◆ **WRITTEN PROBLEM**
Read the records below. Copy each line where the string "this" occurs.

• • • • •

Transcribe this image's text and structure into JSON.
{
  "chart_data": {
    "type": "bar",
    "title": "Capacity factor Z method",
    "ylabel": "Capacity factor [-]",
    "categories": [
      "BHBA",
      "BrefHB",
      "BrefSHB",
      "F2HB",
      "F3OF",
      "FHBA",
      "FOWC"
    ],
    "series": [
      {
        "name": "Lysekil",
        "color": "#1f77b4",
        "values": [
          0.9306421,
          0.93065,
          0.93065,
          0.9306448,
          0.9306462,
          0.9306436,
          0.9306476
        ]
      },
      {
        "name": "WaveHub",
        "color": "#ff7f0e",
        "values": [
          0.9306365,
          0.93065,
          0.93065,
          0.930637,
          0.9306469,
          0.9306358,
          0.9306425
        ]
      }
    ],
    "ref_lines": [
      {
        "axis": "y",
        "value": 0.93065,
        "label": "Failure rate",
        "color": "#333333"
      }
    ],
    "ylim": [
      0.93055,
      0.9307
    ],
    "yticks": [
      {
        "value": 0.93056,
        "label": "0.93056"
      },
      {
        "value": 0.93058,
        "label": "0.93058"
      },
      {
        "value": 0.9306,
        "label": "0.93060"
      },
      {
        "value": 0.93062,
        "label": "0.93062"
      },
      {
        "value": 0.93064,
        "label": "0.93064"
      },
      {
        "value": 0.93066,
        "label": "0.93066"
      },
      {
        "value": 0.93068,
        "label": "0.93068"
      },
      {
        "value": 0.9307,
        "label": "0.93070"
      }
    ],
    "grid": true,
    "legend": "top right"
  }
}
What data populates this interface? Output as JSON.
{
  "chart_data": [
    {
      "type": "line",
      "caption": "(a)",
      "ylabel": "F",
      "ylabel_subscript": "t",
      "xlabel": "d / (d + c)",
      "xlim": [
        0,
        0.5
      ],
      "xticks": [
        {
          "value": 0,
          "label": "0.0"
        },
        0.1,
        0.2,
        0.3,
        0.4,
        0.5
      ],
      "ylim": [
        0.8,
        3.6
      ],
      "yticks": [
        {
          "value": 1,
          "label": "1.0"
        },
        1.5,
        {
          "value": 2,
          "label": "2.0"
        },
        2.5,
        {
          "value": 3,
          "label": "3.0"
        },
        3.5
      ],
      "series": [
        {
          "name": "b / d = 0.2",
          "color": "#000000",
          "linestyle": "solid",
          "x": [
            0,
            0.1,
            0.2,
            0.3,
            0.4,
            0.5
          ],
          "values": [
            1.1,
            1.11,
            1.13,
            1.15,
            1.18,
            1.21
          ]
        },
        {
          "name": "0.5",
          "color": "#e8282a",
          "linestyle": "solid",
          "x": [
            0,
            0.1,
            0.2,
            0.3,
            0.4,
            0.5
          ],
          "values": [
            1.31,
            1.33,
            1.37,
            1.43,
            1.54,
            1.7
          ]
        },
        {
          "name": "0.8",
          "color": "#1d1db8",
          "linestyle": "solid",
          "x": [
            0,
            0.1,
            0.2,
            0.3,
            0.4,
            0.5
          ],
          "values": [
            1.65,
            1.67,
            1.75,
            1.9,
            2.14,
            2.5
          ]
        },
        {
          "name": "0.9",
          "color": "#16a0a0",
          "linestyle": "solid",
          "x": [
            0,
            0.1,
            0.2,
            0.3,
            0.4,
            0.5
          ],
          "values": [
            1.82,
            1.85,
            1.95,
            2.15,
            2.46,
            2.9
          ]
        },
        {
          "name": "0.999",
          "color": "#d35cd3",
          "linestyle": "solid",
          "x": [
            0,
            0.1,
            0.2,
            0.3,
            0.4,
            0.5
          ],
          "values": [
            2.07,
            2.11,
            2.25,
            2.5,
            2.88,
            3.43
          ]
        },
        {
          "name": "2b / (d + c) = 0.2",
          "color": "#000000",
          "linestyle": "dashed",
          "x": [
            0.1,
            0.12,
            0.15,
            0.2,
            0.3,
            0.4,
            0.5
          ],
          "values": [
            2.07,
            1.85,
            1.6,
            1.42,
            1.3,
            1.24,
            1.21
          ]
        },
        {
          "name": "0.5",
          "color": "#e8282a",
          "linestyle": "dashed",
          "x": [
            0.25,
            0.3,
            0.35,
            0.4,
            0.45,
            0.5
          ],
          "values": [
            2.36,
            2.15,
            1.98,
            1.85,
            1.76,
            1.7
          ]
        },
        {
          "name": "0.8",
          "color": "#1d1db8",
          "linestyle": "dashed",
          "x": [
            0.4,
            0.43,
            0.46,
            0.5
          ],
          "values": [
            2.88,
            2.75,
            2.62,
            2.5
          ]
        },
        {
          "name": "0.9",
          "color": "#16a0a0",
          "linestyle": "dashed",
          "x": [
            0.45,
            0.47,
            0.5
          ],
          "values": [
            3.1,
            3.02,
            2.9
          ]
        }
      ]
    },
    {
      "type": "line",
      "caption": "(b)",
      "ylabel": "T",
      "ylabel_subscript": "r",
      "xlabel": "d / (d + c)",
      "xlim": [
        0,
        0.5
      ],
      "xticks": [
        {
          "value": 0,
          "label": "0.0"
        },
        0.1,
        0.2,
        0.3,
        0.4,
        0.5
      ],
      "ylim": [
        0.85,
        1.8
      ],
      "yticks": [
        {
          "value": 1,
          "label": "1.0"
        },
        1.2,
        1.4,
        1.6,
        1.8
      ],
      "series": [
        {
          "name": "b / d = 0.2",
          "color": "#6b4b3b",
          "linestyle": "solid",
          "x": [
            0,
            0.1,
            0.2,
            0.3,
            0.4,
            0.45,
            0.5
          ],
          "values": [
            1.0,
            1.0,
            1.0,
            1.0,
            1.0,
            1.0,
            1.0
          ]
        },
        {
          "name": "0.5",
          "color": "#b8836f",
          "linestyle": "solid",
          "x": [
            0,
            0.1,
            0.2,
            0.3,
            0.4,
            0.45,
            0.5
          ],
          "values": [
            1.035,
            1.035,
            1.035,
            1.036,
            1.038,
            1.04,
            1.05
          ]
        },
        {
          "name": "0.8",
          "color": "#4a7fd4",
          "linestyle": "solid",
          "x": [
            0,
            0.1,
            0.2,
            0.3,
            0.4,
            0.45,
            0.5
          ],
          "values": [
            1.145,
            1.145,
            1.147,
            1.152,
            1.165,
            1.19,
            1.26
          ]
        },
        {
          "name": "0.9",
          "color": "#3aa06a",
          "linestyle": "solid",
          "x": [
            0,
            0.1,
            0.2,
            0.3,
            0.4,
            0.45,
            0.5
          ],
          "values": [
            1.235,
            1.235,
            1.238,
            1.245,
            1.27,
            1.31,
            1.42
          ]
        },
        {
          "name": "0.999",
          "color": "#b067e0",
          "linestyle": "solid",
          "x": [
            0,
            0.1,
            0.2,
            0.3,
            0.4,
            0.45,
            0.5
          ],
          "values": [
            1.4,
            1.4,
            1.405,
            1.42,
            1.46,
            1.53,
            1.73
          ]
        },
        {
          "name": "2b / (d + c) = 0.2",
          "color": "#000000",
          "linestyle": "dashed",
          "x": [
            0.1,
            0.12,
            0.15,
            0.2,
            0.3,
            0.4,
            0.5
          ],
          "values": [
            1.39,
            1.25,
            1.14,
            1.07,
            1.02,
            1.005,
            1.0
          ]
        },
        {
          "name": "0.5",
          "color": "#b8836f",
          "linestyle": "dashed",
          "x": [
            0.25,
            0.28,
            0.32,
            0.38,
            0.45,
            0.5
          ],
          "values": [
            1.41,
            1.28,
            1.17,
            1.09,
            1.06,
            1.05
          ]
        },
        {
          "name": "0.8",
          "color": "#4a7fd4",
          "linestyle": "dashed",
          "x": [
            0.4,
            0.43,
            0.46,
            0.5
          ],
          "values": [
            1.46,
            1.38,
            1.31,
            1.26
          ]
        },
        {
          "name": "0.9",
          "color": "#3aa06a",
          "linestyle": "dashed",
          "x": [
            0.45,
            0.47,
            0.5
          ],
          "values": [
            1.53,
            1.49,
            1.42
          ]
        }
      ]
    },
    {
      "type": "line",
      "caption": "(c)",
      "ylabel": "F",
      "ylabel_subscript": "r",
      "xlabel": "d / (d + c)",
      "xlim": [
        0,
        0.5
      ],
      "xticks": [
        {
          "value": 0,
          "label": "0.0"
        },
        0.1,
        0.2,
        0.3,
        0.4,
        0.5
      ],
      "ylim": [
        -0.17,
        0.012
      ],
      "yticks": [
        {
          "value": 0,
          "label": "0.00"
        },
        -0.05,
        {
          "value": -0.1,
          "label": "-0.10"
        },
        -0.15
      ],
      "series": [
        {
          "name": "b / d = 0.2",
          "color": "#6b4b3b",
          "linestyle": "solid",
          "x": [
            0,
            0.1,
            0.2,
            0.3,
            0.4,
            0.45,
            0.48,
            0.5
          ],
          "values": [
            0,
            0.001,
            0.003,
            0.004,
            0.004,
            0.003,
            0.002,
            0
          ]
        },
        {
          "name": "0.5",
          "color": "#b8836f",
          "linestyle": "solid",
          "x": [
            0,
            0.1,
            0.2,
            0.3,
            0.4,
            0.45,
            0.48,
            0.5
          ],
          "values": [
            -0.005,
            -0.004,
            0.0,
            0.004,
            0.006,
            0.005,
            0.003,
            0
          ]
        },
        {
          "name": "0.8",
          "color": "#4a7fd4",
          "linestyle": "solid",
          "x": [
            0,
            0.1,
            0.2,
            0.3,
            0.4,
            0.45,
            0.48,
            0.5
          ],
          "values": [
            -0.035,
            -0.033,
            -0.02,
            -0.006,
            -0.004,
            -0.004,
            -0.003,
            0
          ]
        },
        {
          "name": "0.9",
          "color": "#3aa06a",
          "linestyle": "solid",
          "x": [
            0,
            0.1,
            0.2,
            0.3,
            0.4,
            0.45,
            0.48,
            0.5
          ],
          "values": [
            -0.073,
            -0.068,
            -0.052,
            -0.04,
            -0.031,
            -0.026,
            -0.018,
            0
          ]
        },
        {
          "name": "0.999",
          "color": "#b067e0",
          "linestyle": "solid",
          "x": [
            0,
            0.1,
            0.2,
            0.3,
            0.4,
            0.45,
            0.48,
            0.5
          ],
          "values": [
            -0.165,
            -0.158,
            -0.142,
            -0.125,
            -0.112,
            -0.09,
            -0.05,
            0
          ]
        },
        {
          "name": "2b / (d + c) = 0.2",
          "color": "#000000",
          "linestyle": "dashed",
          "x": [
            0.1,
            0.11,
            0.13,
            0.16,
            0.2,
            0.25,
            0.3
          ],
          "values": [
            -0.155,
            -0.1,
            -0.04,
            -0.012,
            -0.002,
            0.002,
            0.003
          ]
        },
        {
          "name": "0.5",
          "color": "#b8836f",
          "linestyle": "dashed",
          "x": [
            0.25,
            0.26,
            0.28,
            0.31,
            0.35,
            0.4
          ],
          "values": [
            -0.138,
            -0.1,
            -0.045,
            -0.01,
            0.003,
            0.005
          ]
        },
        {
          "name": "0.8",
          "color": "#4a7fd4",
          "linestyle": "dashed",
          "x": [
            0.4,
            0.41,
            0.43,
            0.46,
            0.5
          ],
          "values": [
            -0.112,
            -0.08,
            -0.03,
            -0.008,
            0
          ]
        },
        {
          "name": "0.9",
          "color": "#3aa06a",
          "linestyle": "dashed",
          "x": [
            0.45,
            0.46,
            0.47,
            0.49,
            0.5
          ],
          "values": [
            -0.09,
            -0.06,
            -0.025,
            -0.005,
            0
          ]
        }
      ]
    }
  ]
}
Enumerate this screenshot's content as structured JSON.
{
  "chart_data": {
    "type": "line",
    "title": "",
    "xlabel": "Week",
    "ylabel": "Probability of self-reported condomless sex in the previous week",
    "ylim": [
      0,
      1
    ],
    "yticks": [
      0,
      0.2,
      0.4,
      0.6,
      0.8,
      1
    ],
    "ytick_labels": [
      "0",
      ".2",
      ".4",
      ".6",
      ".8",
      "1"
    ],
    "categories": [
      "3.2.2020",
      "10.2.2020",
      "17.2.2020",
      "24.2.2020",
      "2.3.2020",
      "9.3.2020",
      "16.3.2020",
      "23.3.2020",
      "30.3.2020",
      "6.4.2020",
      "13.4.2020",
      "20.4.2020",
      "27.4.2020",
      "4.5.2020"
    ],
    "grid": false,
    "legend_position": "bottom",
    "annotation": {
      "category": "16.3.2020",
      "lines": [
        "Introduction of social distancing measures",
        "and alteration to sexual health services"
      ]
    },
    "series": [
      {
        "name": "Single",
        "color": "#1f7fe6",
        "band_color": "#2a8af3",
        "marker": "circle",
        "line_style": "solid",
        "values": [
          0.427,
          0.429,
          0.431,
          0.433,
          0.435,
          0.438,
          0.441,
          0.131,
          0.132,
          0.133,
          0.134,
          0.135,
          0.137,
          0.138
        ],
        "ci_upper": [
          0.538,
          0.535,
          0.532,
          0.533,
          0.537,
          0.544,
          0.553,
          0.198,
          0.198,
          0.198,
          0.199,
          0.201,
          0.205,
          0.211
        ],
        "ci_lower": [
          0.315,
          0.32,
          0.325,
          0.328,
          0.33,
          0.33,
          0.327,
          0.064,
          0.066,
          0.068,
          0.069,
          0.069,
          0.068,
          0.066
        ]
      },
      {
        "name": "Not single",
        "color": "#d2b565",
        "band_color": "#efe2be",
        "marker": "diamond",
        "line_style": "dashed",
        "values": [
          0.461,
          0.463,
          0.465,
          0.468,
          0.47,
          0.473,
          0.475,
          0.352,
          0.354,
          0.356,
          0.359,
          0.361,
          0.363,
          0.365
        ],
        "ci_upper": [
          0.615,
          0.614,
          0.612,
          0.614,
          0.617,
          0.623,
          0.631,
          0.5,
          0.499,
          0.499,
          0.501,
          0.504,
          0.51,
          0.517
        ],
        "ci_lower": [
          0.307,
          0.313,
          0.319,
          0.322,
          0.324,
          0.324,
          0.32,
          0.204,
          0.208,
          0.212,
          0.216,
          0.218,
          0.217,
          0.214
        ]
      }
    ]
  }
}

• • • • •

◆ **RESPONSE**
Transcribe this image's text and structure into JSON.
What data populates this interface? Output as JSON.
Enumerate this screenshot's content as structured JSON.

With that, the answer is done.